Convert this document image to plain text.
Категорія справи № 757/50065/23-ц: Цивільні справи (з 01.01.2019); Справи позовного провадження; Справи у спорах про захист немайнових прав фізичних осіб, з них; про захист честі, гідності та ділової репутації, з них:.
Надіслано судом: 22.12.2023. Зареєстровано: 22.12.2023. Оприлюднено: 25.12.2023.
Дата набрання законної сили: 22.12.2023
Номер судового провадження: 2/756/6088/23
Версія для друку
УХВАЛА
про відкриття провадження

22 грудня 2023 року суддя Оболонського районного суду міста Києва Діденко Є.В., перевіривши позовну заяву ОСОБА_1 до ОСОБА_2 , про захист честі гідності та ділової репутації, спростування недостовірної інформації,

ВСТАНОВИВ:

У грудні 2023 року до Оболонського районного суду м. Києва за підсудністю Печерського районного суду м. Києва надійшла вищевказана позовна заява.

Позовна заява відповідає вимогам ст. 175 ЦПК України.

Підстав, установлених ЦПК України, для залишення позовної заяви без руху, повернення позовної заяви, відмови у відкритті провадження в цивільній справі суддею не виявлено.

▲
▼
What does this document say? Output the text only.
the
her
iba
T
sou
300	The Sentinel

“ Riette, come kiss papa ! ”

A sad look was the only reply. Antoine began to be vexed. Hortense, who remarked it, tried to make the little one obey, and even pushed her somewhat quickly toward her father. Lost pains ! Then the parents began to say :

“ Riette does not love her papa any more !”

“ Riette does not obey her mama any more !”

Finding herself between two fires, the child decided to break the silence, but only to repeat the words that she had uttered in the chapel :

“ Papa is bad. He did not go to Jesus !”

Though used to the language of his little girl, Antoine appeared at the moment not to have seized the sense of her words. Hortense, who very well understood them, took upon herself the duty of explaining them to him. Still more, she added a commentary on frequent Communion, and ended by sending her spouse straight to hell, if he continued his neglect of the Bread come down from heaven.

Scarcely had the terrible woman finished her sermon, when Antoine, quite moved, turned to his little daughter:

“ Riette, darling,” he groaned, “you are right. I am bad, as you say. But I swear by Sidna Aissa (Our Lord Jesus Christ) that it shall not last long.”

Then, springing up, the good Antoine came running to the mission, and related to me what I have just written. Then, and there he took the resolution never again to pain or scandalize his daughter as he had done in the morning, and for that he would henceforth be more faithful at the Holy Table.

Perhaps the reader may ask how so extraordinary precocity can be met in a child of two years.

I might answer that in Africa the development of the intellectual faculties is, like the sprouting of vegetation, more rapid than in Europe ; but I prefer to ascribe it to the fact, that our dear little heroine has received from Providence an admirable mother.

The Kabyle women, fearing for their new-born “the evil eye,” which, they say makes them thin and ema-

________________

## [EXERCISE INSTRUCTIONS]
All of the data needs to be printed once more, exactly.

## [EXERCISE ANSWER]
Convert this document image to plain text.
Категорія справи № 757/50065/23-ц: Цивільні справи (з 01.01.2019); Справи позовного провадження; Справи у спорах про захист немайнових прав фізичних осіб, з них; про захист честі, гідності та ділової репутації, з них:.
Надіслано судом: 22.12.2023. Зареєстровано: 22.12.2023. Оприлюднено: 25.12.2023.
Дата набрання законної сили: 22.12.2023
Номер судового провадження: 2/756/6088/23
Версія для друку
УХВАЛА
про відкриття провадження

22 грудня 2023 року суддя Оболонського районного суду міста Києва Діденко Є.В., перевіривши позовну заяву ОСОБА_1 до ОСОБА_2 , про захист честі гідності та ділової репутації, спростування недостовірної інформації,

ВСТАНОВИВ:

У грудні 2023 року до Оболонського районного суду м. Києва за підсудністю Печерського районного суду м. Києва надійшла вищевказана позовна заява.

Позовна заява відповідає вимогам ст. 175 ЦПК України.

Підстав, установлених ЦПК України, для залишення позовної заяви без руху, повернення позовної заяви, відмови у відкритті провадження в цивільній справі суддею не виявлено.

▲
▼
What does this document say? Output the text only.
the
her
iba
T
sou
300	The Sentinel

“ Riette, come kiss papa ! ”

A sad look was the only reply. Antoine began to be vexed. Hortense, who remarked it, tried to make the little one obey, and even pushed her somewhat quickly toward her father. Lost pains ! Then the parents began to say :

“ Riette does not love her papa any more !”

“ Riette does not obey her mama any more !”

Finding herself between two fires, the child decided to break the silence, but only to repeat the words that she had uttered in the chapel :

“ Papa is bad. He did not go to Jesus !”

Though used to the language of his little girl, Antoine appeared at the moment not to have seized the sense of her words. Hortense, who very well understood them, took upon herself the duty of explaining them to him. Still more, she added a commentary on frequent Communion, and ended by sending her spouse straight to hell, if he continued his neglect of the Bread come down from heaven.

Scarcely had the terrible woman finished her sermon, when Antoine, quite moved, turned to his little daughter:

“ Riette, darling,” he groaned, “you are right. I am bad, as you say. But I swear by Sidna Aissa (Our Lord Jesus Christ) that it shall not last long.”

Then, springing up, the good Antoine came running to the mission, and related to me what I have just written. Then, and there he took the resolution never again to pain or scandalize his daughter as he had done in the morning, and for that he would henceforth be more faithful at the Holy Table.

Perhaps the reader may ask how so extraordinary precocity can be met in a child of two years.

I might answer that in Africa the development of the intellectual faculties is, like the sprouting of vegetation, more rapid than in Europe ; but I prefer to ascribe it to the fact, that our dear little heroine has received from Providence an admirable mother.

The Kabyle women, fearing for their new-born “the evil eye,” which, they say makes them thin and ema-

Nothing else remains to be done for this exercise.